(Saved entries)
───

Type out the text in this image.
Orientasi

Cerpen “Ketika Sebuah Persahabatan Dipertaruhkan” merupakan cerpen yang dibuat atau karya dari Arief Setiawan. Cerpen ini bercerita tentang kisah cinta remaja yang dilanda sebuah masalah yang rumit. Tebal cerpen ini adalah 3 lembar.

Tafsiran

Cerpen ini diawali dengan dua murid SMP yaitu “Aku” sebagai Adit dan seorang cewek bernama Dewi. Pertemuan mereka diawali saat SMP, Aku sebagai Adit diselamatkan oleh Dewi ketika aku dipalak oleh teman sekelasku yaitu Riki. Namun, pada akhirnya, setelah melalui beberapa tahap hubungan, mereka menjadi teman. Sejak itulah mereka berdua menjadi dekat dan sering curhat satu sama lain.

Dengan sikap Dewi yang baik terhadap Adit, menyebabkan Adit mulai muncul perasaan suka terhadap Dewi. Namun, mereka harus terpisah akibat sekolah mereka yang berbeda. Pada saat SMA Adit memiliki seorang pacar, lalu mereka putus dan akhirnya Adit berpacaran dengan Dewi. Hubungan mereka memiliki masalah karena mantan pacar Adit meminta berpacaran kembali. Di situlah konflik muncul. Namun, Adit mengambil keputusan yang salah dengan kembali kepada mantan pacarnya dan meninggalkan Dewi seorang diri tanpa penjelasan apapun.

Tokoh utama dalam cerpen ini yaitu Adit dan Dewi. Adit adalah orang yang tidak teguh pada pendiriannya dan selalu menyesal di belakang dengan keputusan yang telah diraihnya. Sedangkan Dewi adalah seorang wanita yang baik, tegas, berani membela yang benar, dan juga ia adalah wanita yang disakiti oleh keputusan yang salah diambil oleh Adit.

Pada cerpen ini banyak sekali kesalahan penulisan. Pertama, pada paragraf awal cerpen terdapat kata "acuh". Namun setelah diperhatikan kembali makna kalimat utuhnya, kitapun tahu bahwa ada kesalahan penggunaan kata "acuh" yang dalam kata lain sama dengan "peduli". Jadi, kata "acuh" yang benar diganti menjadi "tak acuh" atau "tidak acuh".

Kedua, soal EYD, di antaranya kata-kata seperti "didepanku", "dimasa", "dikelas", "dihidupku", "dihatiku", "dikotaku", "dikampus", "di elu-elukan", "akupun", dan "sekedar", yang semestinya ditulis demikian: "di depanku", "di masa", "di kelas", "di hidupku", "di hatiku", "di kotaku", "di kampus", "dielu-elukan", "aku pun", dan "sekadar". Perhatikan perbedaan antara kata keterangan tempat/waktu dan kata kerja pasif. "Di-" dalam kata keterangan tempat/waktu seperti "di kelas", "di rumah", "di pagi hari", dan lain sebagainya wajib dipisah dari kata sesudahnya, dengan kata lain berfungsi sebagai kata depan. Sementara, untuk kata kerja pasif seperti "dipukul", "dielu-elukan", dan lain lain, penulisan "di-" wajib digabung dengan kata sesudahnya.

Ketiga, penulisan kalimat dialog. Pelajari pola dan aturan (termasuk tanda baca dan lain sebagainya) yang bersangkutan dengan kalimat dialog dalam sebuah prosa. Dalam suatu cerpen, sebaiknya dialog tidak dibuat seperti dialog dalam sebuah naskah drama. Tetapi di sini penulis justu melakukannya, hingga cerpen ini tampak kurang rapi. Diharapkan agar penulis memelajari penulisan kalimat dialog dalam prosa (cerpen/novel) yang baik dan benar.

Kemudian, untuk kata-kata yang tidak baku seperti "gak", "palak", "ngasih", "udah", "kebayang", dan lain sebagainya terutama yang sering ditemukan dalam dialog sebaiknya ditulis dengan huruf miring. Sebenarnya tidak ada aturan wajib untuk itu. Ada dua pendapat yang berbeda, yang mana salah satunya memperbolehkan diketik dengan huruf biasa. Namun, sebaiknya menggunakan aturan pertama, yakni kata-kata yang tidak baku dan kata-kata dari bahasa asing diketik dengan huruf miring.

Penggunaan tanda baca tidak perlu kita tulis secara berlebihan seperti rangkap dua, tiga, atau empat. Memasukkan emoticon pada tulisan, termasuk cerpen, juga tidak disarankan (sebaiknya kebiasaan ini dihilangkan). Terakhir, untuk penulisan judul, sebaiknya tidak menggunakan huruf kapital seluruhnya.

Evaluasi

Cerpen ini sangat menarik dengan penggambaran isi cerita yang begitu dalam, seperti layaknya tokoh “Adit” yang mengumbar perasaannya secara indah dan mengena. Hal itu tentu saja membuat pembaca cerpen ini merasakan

───

▶ _TO BE DONE_:
Return all lines containing the word "menggunakan".

▶ _SOLUTION TO THE EXERCISE_:
Kemudian, untuk kata-kata yang tidak baku seperti "gak", "palak", "ngasih", "udah", "kebayang", dan lain sebagainya terutama yang sering ditemukan dalam dialog sebaiknya ditulis dengan huruf miring. Sebenarnya tidak ada aturan wajib untuk itu. Ada dua pendapat yang berbeda, yang mana salah satunya memperbolehkan diketik dengan huruf biasa. Namun, sebaiknya menggunakan aturan pertama, yakni kata-kata yang tidak baku dan kata-kata dari bahasa asing diketik dengan huruf miring.
Penggunaan tanda baca tidak perlu kita tulis secara berlebihan seperti rangkap dua, tiga, atau empat. Memasukkan emoticon pada tulisan, termasuk cerpen, juga tidak disarankan (sebaiknya kebiasaan ini dihilangkan). Terakhir, untuk penulisan judul, sebaiknya tidak menggunakan huruf kapital seluruhnya.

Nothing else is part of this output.